→ **SUPPLIED MATERIAL**
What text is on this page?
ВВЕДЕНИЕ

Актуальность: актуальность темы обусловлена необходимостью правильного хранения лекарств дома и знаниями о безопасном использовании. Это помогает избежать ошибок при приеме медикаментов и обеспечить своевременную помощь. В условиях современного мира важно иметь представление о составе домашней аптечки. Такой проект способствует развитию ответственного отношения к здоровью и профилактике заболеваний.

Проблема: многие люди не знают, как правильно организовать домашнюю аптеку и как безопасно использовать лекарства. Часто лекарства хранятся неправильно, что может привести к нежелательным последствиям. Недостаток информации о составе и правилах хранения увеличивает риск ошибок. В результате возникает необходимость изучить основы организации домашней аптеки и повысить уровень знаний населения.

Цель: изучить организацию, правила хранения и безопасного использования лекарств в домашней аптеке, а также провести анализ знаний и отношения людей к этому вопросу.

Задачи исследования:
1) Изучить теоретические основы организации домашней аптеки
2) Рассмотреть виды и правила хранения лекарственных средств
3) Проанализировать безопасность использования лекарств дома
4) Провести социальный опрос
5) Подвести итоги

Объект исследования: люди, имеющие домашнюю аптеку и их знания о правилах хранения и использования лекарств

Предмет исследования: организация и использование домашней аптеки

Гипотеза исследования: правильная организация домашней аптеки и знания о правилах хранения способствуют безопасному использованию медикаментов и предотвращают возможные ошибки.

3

→ **WORK TO DO**
Find each line holding the string "организация" and copy it out.

→ **SOLUTION TO THE EXERCISE**
Предмет исследования: организация и использование домашней аптеки
Гипотеза исследования: правильная организация домашней аптеки и знания о правилах хранения способствуют безопасному использованию медикаментов и предотвращают возможные ошибки.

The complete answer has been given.